Output every line below exactly.

===== Record set

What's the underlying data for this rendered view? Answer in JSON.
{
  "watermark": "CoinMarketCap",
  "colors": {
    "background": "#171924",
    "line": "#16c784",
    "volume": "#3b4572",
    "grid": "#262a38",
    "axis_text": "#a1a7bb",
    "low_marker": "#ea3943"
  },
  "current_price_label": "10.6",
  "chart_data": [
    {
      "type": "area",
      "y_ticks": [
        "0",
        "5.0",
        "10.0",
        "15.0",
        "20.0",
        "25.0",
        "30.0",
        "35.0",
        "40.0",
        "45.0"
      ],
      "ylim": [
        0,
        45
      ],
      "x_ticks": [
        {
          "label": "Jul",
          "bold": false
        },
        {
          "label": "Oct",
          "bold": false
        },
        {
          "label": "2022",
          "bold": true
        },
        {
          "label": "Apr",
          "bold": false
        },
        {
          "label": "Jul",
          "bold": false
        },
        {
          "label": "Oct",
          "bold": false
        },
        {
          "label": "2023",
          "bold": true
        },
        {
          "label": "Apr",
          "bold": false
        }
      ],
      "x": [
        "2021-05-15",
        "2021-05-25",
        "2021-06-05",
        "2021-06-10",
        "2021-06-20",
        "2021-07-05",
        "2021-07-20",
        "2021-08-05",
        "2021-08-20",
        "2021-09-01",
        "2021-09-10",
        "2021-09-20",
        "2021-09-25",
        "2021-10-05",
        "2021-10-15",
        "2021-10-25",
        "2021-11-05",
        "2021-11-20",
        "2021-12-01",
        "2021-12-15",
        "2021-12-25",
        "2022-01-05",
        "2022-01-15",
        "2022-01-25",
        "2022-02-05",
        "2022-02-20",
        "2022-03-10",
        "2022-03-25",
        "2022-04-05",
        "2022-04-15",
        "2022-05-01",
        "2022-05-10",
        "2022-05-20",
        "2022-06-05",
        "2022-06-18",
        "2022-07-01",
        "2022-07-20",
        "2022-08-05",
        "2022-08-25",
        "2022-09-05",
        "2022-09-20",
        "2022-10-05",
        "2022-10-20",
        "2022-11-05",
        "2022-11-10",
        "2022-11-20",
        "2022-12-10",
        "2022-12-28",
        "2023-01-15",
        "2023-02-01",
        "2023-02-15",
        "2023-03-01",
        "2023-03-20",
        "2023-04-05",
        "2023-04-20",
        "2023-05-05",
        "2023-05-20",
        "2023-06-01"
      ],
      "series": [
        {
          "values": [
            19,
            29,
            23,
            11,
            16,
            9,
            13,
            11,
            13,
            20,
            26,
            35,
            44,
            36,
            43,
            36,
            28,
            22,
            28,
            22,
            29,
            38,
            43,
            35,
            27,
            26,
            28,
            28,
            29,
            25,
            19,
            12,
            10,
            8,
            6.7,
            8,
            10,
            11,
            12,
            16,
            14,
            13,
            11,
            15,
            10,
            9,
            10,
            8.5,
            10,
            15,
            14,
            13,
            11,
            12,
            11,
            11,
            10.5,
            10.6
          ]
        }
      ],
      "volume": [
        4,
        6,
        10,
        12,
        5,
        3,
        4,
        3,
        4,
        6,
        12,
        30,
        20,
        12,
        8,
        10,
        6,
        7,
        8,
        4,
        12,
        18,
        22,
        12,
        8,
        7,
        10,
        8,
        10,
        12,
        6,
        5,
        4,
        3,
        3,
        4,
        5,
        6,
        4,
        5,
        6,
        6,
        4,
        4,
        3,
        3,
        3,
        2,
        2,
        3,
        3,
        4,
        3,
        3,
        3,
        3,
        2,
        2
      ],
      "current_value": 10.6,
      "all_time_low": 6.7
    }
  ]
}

==========

Completed exercise:
What's the underlying data for this rendered view? Answer in JSON.
{
  "watermark": "CoinMarketCap",
  "colors": {
    "background": "#171924",
    "line": "#16c784",
    "volume": "#3b4572",
    "grid": "#262a38",
    "axis_text": "#a1a7bb",
    "low_marker": "#ea3943"
  },
  "current_price_label": "10.6",
  "chart_data": [
    {
      "type": "area",
      "y_ticks": [
        "0",
        "5.0",
        "10.0",
        "15.0",
        "20.0",
        "25.0",
        "30.0",
        "35.0",
        "40.0",
        "45.0"
      ],
      "ylim": [
        0,
        45
      ],
      "x_ticks": [
        {
          "label": "Jul",
          "bold": false
        },
        {
          "label": "Oct",
          "bold": false
        },
        {
          "label": "2022",
          "bold": true
        },
        {
          "label": "Apr",
          "bold": false
        },
        {
          "label": "Jul",
          "bold": false
        },
        {
          "label": "Oct",
          "bold": false
        },
        {
          "label": "2023",
          "bold": true
        },
        {
          "label": "Apr",
          "bold": false
        }
      ],
      "x": [
        "2021-05-15",
        "2021-05-25",
        "2021-06-05",
        "2021-06-10",
        "2021-06-20",
        "2021-07-05",
        "2021-07-20",
        "2021-08-05",
        "2021-08-20",
        "2021-09-01",
        "2021-09-10",
        "2021-09-20",
        "2021-09-25",
        "2021-10-05",
        "2021-10-15",
        "2021-10-25",
        "2021-11-05",
        "2021-11-20",
        "2021-12-01",
        "2021-12-15",
        "2021-12-25",
        "2022-01-05",
        "2022-01-15",
        "2022-01-25",
        "2022-02-05",
        "2022-02-20",
        "2022-03-10",
        "2022-03-25",
        "2022-04-05",
        "2022-04-15",
        "2022-05-01",
        "2022-05-10",
        "2022-05-20",
        "2022-06-05",
        "2022-06-18",
        "2022-07-01",
        "2022-07-20",
        "2022-08-05",
        "2022-08-25",
        "2022-09-05",
        "2022-09-20",
        "2022-10-05",
        "2022-10-20",
        "2022-11-05",
        "2022-11-10",
        "2022-11-20",
        "2022-12-10",
        "2022-12-28",
        "2023-01-15",
        "2023-02-01",
        "2023-02-15",
        "2023-03-01",
        "2023-03-20",
        "2023-04-05",
        "2023-04-20",
        "2023-05-05",
        "2023-05-20",
        "2023-06-01"
      ],
      "series": [
        {
          "values": [
            19,
            29,
            23,
            11,
            16,
            9,
            13,
            11,
            13,
            20,
            26,
            35,
            44,
            36,
            43,
            36,
            28,
            22,
            28,
            22,
            29,
            38,
            43,
            35,
            27,
            26,
            28,
            28,
            29,
            25,
            19,
            12,
            10,
            8,
            6.7,
            8,
            10,
            11,
            12,
            16,
            14,
            13,
            11,
            15,
            10,
            9,
            10,
            8.5,
            10,
            15,
            14,
            13,
            11,
            12,
            11,
            11,
            10.5,
            10.6
          ]
        }
      ],
      "volume": [
        4,
        6,
        10,
        12,
        5,
        3,
        4,
        3,
        4,
        6,
        12,
        30,
        20,
        12,
        8,
        10,
        6,
        7,
        8,
        4,
        12,
        18,
        22,
        12,
        8,
        7,
        10,
        8,
        10,
        12,
        6,
        5,
        4,
        3,
        3,
        4,
        5,
        6,
        4,
        5,
        6,
        6,
        4,
        4,
        3,
        3,
        3,
        2,
        2,
        3,
        3,
        4,
        3,
        3,
        3,
        3,
        2,
        2
      ],
      "current_value": 10.6,
      "all_time_low": 6.7
    }
  ]
}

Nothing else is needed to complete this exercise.